→ **Supplied records**
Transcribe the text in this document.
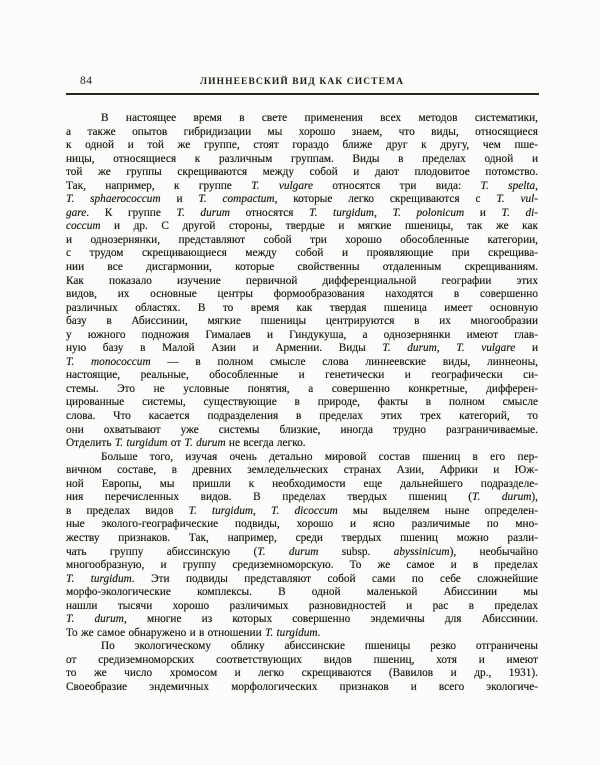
84	ЛИННЕЕВСКИЙ ВИД КАК СИСТЕМА
В настоящее время в свете применения всех методов систематики,
а также опытов гибридизации мы хорошо знаем, что виды, относящиеся
к одной и той же группе, стоят гораздо ближе друг к другу, чем пше-
ницы, относящиеся к различным группам. Виды в пределах одной и
той же группы скрещиваются между собой и дают плодовитое потомство.
Так, например, к группе T. vulgare относятся три вида: T. spelta,
T. sphaerococcum и T. compactum, которые легко скрещиваются с T. vul-
gare. К группе T. durum относятся T. turgidum, T. polonicum и T. di-
coccum и др. С другой стороны, твердые и мягкие пшеницы, так же как
и однозернянки, представляют собой три хорошо обособленные категории,
с трудом скрещивающиеся между собой и проявляющие при скрещива-
нии все дисгармонии, которые свойственны отдаленным скрещиваниям.
Как показало изучение первичной дифференциальной географии этих
видов, их основные центры формообразования находятся в совершенно
различных областях. В то время как твердая пшеница имеет основную
базу в Абиссинии, мягкие пшеницы центрируются в их многообразии
у южного подножия Гималаев и Гиндукуша, а однозернянки имеют глав-
ную базу в Малой Азии и Армении. Виды T. durum, T. vulgare и
T. monococcum — в полном смысле слова линнеевские виды, линнеоны,
настоящие, реальные, обособленные и генетически и географически си-
стемы. Это не условные понятия, а совершенно конкретные, дифферен-
цированные системы, существующие в природе, факты в полном смысле
слова. Что касается подразделения в пределах этих трех категорий, то
они охватывают уже системы близкие, иногда трудно разграничиваемые.
Отделить T. turgidum от T. durum не всегда легко.
Больше того, изучая очень детально мировой состав пшениц в его пер-
вичном составе, в древних земледельческих странах Азии, Африки и Юж-
ной Европы, мы пришли к необходимости еще дальнейшего подразделе-
ния перечисленных видов. В пределах твердых пшениц (T. durum),
в пределах видов T. turgidum, T. dicoccum мы выделяем ныне определен-
ные эколого-географические подвиды, хорошо и ясно различимые по мно-
жеству признаков. Так, например, среди твердых пшениц можно разли-
чать группу абиссинскую (T. durum subsp. abyssinicum), необычайно
многообразную, и группу средиземноморскую. То же самое и в пределах
T. turgidum. Эти подвиды представляют собой сами по себе сложнейшие
морфо-экологические комплексы. В одной маленькой Абиссинии мы
нашли тысячи хорошо различимых разновидностей и рас в пределах
T. durum, многие из которых совершенно эндемичны для Абиссинии.
То же самое обнаружено и в отношении T. turgidum.
По экологическому облику абиссинские пшеницы резко отграничены
от средиземноморских соответствующих видов пшениц, хотя и имеют
то же число хромосом и легко скрещиваются (Вавилов и др., 1931).
Своеобразие эндемичных морфологических признаков и всего экологиче-
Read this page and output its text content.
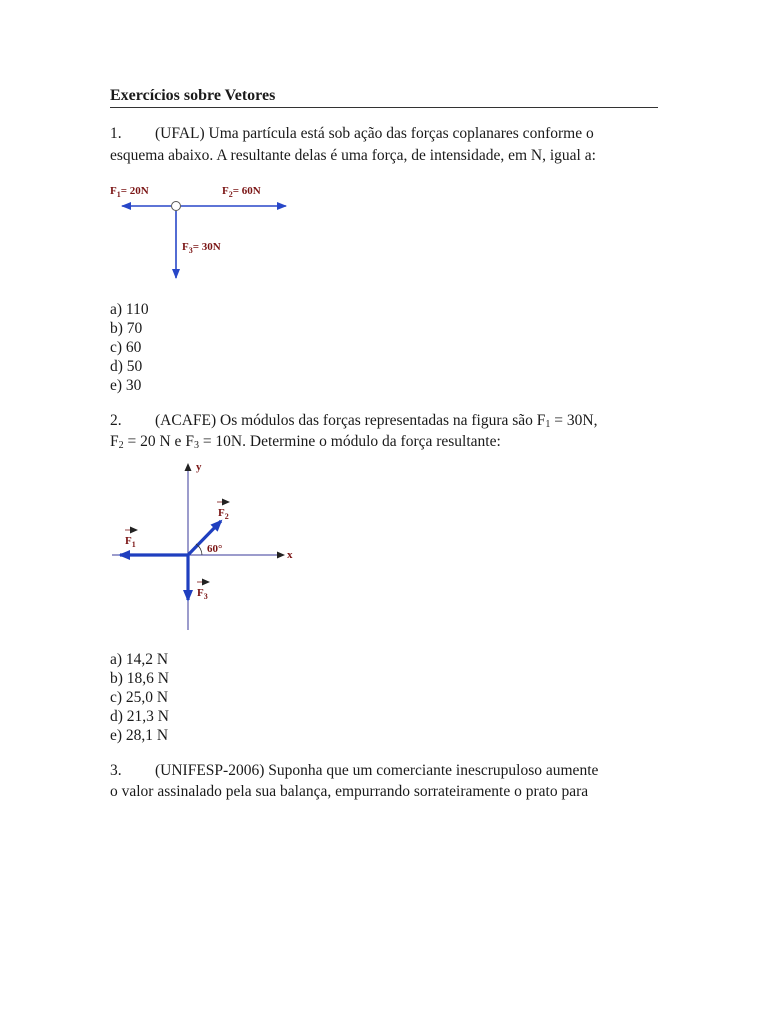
Exercícios sobre Vetores
1. (UFAL) Uma partícula está sob ação das forças coplanares conforme o
esquema abaixo. A resultante delas é uma força, de intensidade, em N, igual a:
$F_1= 20N$	$F_2= 60N$
$F_3= 30N$
a) 110
b) 70
c) 60
d) 50
e) 30
2. (ACAFE) Os módulos das forças representadas na figura são $F_1 = 30N$,
$F_2 = 20$ N e $F_3 = 10N$. Determine o módulo da força resultante:
y
x
60°
$F_1$
$F_2$
$F_3$
a) 14,2 N
b) 18,6 N
c) 25,0 N
d) 21,3 N
e) 28,1 N
3. (UNIFESP-2006) Suponha que um comerciante inescrupuloso aumente
o valor assinalado pela sua balança, empurrando sorrateiramente o prato para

→ **Problem to work on**
Report how many lines in the data include the word "группу", and give nothing but the count.

→ **Task result**
2